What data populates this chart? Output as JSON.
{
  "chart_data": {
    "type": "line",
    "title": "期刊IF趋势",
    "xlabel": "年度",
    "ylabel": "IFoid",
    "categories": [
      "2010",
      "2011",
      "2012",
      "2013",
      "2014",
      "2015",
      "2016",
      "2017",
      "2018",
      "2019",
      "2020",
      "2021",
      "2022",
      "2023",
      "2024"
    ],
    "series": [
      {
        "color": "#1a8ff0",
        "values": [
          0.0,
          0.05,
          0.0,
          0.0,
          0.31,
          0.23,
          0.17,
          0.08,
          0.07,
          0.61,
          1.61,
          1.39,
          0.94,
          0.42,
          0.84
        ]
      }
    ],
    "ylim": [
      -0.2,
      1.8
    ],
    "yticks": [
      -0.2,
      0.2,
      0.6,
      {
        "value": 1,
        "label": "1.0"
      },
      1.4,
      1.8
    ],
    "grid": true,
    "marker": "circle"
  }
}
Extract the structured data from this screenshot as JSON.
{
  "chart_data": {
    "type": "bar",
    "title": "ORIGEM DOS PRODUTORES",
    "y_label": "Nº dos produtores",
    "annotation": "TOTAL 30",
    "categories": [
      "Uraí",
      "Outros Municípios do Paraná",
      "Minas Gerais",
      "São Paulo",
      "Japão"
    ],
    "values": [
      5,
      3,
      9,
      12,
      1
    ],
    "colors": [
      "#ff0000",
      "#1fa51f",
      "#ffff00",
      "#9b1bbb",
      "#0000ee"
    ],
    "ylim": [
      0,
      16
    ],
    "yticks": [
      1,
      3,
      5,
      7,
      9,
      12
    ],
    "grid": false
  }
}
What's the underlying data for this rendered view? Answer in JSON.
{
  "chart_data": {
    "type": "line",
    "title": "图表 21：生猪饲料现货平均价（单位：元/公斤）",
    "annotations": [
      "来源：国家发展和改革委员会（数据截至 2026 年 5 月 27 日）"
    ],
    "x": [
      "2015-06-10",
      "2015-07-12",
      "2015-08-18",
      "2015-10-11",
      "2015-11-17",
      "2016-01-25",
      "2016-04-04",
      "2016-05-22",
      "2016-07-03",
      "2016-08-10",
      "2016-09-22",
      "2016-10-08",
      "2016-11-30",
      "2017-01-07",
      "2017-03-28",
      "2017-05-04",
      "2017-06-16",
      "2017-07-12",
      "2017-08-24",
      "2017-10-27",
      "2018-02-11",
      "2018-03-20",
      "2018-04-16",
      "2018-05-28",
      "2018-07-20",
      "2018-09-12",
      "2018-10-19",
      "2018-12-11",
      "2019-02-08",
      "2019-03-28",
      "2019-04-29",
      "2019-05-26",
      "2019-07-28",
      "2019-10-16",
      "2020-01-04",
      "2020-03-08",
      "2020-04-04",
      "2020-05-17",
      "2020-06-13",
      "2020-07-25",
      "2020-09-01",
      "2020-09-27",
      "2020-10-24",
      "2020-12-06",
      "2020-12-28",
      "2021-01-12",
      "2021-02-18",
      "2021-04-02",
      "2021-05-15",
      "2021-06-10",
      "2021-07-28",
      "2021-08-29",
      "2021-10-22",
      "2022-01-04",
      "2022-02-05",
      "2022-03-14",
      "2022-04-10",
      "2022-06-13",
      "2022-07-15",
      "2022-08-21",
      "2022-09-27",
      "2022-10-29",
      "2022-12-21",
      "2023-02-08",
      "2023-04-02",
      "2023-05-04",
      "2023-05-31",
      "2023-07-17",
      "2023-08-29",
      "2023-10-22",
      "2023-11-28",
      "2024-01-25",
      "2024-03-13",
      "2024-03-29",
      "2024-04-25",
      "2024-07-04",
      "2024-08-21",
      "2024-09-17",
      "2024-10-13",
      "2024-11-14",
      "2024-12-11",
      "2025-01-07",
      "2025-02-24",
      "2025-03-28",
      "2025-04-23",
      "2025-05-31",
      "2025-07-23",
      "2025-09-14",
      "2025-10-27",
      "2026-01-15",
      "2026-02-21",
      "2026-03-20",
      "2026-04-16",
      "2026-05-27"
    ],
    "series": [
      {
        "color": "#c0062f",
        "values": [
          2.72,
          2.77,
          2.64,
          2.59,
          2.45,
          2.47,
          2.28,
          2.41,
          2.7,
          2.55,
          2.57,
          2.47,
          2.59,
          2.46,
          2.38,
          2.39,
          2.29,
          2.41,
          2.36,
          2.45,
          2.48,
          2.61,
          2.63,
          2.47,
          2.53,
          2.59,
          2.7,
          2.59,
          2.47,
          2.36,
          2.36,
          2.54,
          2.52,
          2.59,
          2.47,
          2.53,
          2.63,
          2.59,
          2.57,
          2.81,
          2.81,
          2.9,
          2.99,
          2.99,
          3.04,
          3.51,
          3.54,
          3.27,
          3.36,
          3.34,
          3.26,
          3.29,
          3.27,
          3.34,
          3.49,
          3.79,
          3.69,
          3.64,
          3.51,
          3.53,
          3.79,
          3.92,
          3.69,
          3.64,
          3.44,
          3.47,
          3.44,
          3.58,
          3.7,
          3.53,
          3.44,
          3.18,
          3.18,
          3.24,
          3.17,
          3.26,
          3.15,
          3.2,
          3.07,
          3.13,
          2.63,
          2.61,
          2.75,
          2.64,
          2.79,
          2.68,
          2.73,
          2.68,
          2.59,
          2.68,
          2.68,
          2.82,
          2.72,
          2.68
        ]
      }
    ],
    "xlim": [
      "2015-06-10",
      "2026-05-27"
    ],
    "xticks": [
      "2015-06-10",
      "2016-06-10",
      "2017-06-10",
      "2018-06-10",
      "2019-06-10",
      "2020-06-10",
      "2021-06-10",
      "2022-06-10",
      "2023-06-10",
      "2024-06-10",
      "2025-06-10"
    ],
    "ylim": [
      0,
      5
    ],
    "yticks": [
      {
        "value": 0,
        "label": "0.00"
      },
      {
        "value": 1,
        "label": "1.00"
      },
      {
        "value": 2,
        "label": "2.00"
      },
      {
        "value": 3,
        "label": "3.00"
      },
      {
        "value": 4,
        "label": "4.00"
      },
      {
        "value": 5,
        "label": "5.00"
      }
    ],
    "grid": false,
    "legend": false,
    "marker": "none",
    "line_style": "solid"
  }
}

- - - - - - -

*SET PROBLEM*: Using the data above, copy each line that contains "this".

*SOLUTION BELOW*:
What data populates this chart? Output as JSON.
Extract the structured data from this screenshot as JSON.
What's the underlying data for this rendered view? Answer in JSON.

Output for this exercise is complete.